§ **Brief**:
Scan the records and identify every line in which the string "JSON" occurs, then return those lines.

[Dataset excerpt]
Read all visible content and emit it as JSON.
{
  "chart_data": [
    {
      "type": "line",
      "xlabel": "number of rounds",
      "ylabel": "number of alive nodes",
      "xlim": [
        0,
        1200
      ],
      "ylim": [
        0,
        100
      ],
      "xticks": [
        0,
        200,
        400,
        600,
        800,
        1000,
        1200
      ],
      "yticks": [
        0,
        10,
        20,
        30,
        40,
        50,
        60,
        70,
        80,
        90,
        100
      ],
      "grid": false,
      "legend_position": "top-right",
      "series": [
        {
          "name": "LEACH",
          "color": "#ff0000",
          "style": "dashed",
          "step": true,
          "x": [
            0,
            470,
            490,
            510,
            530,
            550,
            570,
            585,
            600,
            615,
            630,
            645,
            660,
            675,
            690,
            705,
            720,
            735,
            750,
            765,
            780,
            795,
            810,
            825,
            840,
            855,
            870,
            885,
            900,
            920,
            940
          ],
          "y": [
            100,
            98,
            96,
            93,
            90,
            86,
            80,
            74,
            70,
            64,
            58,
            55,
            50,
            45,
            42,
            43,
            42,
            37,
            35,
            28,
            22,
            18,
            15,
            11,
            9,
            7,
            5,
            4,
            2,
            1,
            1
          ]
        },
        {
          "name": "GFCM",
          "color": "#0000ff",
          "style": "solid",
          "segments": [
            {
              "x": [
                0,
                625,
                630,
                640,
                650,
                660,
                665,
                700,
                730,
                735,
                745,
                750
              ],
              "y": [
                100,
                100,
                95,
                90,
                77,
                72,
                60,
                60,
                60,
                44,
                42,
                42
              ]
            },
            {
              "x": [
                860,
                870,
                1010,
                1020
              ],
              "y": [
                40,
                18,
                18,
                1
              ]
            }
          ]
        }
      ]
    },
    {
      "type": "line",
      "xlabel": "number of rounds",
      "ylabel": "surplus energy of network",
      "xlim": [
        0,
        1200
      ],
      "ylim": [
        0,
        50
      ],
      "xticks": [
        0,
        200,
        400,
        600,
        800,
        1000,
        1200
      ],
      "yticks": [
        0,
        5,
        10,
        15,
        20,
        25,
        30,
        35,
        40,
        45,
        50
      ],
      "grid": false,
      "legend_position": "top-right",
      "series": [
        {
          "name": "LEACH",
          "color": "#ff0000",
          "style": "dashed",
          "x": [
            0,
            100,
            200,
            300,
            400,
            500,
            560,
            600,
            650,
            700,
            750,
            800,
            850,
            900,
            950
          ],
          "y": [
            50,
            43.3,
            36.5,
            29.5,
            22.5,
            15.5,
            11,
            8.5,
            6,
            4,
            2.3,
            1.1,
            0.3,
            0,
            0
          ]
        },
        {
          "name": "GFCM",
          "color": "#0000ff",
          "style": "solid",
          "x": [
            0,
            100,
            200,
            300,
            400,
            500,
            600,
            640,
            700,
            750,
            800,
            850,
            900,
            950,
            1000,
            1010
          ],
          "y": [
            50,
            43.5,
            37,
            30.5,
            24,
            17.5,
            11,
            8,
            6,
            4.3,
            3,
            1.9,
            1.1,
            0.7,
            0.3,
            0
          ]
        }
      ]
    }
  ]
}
...
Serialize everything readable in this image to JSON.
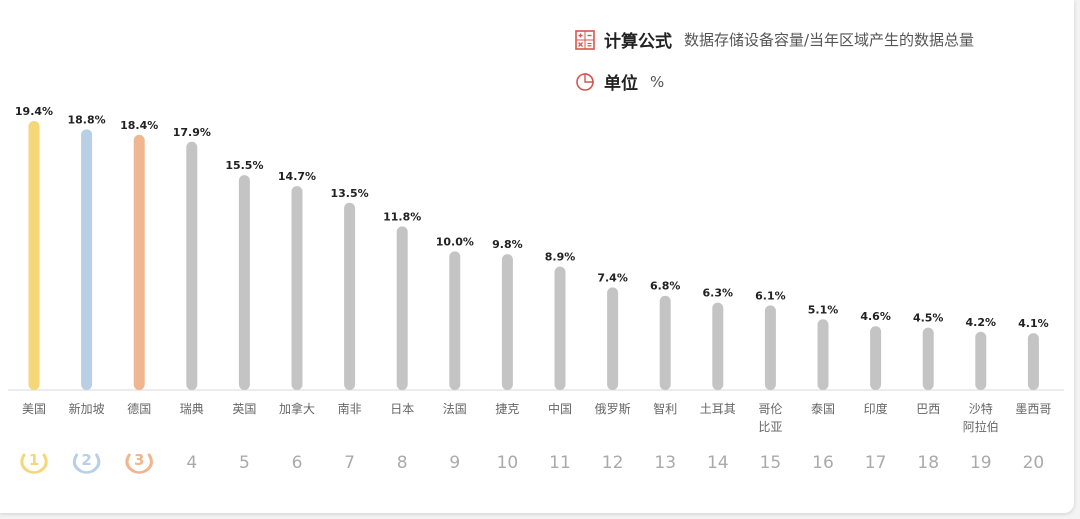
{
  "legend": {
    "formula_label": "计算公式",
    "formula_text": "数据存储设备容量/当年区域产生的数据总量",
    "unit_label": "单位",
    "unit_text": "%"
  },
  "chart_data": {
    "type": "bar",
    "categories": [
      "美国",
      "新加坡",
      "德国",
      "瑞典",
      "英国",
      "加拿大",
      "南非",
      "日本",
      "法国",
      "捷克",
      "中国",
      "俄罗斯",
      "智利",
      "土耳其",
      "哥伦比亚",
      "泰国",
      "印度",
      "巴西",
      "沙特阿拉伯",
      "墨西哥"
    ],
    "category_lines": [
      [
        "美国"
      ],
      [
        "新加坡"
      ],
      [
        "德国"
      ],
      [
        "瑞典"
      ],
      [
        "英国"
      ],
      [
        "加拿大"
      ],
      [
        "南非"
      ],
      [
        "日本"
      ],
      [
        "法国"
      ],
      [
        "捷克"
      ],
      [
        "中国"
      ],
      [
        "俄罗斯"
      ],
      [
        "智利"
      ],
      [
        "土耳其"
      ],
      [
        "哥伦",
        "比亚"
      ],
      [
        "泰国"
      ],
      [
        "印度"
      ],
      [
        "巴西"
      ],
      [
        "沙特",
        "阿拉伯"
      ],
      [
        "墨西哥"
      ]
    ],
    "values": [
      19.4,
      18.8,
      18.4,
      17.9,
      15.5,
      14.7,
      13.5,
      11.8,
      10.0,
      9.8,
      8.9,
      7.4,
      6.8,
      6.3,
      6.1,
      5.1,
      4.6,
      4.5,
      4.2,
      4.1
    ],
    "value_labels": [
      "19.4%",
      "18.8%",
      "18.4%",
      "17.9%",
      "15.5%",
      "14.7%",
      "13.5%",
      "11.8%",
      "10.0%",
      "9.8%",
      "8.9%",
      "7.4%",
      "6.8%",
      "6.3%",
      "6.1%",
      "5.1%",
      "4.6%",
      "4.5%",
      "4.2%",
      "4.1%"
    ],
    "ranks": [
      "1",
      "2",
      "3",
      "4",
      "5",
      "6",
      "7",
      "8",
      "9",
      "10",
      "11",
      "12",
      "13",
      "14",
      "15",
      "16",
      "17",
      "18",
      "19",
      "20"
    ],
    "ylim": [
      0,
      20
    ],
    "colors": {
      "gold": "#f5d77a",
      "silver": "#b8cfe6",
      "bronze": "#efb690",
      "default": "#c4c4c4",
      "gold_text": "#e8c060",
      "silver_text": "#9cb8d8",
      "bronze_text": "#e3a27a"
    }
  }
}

§ **Written solution**:
Read all visible content and emit it as JSON.
Serialize everything readable in this image to JSON.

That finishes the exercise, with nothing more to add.